- **DATA EXCERPTS**:

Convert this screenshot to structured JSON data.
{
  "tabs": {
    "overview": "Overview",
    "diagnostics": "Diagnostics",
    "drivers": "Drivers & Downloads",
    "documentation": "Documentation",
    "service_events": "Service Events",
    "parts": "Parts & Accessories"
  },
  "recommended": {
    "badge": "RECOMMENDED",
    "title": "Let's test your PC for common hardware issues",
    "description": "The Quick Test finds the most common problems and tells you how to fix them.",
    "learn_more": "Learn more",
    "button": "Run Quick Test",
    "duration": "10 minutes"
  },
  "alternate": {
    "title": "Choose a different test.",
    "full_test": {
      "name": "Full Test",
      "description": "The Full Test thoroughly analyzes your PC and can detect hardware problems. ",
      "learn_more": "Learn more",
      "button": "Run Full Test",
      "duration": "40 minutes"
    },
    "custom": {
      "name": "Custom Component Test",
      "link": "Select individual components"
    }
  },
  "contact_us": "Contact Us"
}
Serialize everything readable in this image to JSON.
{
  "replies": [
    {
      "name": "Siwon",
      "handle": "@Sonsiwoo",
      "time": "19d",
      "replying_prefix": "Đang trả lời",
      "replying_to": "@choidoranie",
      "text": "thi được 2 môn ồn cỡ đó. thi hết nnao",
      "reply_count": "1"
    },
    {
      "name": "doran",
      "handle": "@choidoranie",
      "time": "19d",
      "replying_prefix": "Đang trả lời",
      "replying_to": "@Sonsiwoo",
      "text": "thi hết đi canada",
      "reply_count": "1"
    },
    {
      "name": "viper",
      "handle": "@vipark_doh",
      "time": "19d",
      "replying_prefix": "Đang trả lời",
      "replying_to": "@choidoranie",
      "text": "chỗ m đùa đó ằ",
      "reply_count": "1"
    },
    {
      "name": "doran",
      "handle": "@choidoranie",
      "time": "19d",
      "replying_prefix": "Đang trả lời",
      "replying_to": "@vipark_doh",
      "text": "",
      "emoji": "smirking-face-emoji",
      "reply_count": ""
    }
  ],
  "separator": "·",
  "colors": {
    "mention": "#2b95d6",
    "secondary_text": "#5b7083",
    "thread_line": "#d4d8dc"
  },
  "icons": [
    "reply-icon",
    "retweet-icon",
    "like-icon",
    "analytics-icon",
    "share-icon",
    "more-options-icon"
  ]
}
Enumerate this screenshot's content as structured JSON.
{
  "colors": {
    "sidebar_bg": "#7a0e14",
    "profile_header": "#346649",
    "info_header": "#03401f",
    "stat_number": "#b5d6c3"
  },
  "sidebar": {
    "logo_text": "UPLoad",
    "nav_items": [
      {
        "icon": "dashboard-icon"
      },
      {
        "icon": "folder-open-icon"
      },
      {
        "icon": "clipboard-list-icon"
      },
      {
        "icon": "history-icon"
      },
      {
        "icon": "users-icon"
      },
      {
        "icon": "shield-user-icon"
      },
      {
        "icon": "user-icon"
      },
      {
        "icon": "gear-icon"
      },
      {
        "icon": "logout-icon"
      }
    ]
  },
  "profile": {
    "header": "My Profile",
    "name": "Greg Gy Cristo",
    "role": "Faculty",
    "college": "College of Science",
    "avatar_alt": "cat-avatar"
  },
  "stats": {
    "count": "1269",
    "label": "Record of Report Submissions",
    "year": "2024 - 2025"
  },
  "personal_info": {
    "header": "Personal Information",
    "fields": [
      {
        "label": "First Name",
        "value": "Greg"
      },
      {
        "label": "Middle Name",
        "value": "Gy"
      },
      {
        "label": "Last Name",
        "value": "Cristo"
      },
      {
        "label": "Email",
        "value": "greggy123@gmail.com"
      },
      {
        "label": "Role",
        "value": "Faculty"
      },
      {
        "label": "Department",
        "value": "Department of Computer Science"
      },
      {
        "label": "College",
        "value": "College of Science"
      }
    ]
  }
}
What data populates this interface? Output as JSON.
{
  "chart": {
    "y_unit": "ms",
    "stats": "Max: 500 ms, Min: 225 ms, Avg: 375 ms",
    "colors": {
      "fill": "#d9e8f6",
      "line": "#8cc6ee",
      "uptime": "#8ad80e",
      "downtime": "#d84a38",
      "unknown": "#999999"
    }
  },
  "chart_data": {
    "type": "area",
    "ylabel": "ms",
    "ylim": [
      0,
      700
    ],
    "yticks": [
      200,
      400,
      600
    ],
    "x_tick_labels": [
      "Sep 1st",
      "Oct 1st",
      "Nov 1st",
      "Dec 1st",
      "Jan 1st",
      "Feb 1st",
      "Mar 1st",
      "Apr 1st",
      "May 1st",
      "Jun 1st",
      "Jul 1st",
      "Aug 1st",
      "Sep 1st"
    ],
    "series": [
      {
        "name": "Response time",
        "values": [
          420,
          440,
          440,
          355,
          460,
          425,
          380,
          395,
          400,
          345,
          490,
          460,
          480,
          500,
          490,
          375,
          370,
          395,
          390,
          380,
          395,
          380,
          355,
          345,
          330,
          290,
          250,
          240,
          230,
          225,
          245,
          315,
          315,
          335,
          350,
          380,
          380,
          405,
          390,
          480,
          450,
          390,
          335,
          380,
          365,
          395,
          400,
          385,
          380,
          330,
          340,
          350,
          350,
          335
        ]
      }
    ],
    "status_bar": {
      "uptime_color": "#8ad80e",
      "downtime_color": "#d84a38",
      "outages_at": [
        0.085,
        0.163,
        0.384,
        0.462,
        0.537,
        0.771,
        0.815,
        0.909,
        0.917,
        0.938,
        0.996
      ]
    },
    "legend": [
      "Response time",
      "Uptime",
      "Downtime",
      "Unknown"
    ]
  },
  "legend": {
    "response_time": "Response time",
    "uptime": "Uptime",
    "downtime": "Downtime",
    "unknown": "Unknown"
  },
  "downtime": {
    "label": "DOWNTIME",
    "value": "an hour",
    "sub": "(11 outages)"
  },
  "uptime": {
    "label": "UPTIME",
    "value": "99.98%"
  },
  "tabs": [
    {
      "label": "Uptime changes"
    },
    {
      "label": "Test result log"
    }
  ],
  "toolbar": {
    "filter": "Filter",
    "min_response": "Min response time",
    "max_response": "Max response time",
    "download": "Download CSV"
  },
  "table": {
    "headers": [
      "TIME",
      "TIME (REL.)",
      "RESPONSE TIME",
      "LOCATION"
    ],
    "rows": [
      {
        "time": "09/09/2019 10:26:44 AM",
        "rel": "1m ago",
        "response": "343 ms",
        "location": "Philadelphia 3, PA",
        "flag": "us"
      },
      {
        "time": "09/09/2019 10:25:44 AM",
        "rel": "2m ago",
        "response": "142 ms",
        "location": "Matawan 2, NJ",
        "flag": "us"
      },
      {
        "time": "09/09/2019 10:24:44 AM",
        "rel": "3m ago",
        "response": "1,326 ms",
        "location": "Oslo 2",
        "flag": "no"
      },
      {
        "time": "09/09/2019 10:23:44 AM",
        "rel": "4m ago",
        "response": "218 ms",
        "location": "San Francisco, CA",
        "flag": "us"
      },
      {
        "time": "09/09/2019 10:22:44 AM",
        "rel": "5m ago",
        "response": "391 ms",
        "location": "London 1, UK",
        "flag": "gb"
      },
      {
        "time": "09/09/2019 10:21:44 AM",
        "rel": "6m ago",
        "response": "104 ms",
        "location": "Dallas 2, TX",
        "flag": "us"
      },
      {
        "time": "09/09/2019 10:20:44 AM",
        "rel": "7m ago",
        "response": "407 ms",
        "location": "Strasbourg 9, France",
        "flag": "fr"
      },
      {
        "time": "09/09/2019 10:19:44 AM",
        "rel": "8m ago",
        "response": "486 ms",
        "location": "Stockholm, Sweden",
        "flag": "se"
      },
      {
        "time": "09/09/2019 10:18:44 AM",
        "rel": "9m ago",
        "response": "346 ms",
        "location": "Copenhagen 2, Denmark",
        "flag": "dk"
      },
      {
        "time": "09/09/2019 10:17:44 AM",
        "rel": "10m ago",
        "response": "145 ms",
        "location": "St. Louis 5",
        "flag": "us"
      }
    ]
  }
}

- **SET EXERCISE**: Pick out the lines that include the word "problems" and write them out.

- **TASK SOLUTION**:
    "description": "The Quick Test finds the most common problems and tells you how to fix them.",
      "description": "The Full Test thoroughly analyzes your PC and can detect hardware problems. ",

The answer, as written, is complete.